- The problem: Can you output every one of the records below verbatim, line for line, with nothing changed?
----- The records
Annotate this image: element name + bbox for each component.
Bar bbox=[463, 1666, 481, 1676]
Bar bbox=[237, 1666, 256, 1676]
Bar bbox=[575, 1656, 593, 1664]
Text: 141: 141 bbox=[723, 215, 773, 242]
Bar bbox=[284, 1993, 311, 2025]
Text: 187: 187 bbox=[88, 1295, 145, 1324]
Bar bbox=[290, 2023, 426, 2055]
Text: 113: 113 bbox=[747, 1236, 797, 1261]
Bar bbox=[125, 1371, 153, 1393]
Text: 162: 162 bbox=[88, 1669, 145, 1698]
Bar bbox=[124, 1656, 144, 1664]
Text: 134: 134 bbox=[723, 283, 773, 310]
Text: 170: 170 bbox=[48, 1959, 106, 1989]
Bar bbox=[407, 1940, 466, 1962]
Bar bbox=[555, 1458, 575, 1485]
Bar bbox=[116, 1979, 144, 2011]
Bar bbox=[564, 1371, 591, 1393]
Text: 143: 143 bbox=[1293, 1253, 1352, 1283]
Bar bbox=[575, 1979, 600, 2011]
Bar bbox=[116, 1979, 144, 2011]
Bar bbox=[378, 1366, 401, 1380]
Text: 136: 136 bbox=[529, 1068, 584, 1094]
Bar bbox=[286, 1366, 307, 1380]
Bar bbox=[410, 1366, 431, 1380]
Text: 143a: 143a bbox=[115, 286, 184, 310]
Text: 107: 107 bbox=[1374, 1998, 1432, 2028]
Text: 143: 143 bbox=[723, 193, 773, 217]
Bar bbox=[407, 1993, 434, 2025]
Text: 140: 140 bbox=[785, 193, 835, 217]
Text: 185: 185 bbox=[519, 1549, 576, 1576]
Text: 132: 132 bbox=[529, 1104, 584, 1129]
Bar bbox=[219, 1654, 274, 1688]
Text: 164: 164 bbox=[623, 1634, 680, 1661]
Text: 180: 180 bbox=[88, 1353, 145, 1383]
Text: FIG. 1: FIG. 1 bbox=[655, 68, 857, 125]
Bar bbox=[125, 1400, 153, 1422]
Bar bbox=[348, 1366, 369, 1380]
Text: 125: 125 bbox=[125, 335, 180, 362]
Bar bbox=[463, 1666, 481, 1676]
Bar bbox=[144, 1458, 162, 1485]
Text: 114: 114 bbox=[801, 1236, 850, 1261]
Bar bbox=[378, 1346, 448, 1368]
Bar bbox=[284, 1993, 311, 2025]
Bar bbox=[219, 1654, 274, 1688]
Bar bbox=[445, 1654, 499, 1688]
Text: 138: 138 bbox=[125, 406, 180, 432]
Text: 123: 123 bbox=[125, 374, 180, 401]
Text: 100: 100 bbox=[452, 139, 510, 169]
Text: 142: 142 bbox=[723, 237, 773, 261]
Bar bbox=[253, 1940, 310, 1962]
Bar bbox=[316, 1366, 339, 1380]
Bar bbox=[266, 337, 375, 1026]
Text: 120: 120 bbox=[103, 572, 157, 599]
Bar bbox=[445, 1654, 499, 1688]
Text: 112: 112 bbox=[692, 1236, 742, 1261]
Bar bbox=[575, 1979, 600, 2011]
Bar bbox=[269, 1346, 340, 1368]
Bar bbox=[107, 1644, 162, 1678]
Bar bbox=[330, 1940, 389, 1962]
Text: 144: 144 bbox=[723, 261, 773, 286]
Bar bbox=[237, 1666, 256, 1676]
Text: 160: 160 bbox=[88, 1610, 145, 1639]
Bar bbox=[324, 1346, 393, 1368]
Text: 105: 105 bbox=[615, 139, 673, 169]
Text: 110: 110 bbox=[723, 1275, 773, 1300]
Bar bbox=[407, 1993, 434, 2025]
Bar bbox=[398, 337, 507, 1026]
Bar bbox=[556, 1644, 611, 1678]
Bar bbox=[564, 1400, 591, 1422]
----------
- Correct output:
Annotate this image: element name + bbox for each component.
Bar bbox=[463, 1666, 481, 1676]
Bar bbox=[237, 1666, 256, 1676]
Bar bbox=[575, 1656, 593, 1664]
Text: 141: 141 bbox=[723, 215, 773, 242]
Bar bbox=[284, 1993, 311, 2025]
Text: 187: 187 bbox=[88, 1295, 145, 1324]
Bar bbox=[290, 2023, 426, 2055]
Text: 113: 113 bbox=[747, 1236, 797, 1261]
Bar bbox=[125, 1371, 153, 1393]
Text: 162: 162 bbox=[88, 1669, 145, 1698]
Bar bbox=[124, 1656, 144, 1664]
Text: 134: 134 bbox=[723, 283, 773, 310]
Text: 170: 170 bbox=[48, 1959, 106, 1989]
Bar bbox=[407, 1940, 466, 1962]
Bar bbox=[555, 1458, 575, 1485]
Bar bbox=[116, 1979, 144, 2011]
Bar bbox=[564, 1371, 591, 1393]
Text: 143: 143 bbox=[1293, 1253, 1352, 1283]
Bar bbox=[575, 1979, 600, 2011]
Bar bbox=[116, 1979, 144, 2011]
Bar bbox=[378, 1366, 401, 1380]
Text: 136: 136 bbox=[529, 1068, 584, 1094]
Bar bbox=[286, 1366, 307, 1380]
Bar bbox=[410, 1366, 431, 1380]
Text: 143a: 143a bbox=[115, 286, 184, 310]
Text: 107: 107 bbox=[1374, 1998, 1432, 2028]
Text: 143: 143 bbox=[723, 193, 773, 217]
Bar bbox=[407, 1993, 434, 2025]
Text: 140: 140 bbox=[785, 193, 835, 217]
Text: 185: 185 bbox=[519, 1549, 576, 1576]
Text: 132: 132 bbox=[529, 1104, 584, 1129]
Bar bbox=[219, 1654, 274, 1688]
Text: 164: 164 bbox=[623, 1634, 680, 1661]
Text: 180: 180 bbox=[88, 1353, 145, 1383]
Text: FIG. 1: FIG. 1 bbox=[655, 68, 857, 125]
Bar bbox=[125, 1400, 153, 1422]
Bar bbox=[348, 1366, 369, 1380]
Text: 125: 125 bbox=[125, 335, 180, 362]
Bar bbox=[463, 1666, 481, 1676]
Bar bbox=[144, 1458, 162, 1485]
Text: 114: 114 bbox=[801, 1236, 850, 1261]
Bar bbox=[378, 1346, 448, 1368]
Bar bbox=[284, 1993, 311, 2025]
Bar bbox=[219, 1654, 274, 1688]
Bar bbox=[445, 1654, 499, 1688]
Text: 138: 138 bbox=[125, 406, 180, 432]
Text: 123: 123 bbox=[125, 374, 180, 401]
Text: 100: 100 bbox=[452, 139, 510, 169]
Text: 142: 142 bbox=[723, 237, 773, 261]
Bar bbox=[253, 1940, 310, 1962]
Bar bbox=[316, 1366, 339, 1380]
Bar bbox=[266, 337, 375, 1026]
Text: 120: 120 bbox=[103, 572, 157, 599]
Bar bbox=[445, 1654, 499, 1688]
Text: 112: 112 bbox=[692, 1236, 742, 1261]
Bar bbox=[575, 1979, 600, 2011]
Bar bbox=[269, 1346, 340, 1368]
Bar bbox=[107, 1644, 162, 1678]
Bar bbox=[330, 1940, 389, 1962]
Text: 144: 144 bbox=[723, 261, 773, 286]
Bar bbox=[237, 1666, 256, 1676]
Text: 160: 160 bbox=[88, 1610, 145, 1639]
Bar bbox=[324, 1346, 393, 1368]
Text: 105: 105 bbox=[615, 139, 673, 169]
Text: 110: 110 bbox=[723, 1275, 773, 1300]
Bar bbox=[407, 1993, 434, 2025]
Bar bbox=[398, 337, 507, 1026]
Bar bbox=[556, 1644, 611, 1678]
Bar bbox=[564, 1400, 591, 1422]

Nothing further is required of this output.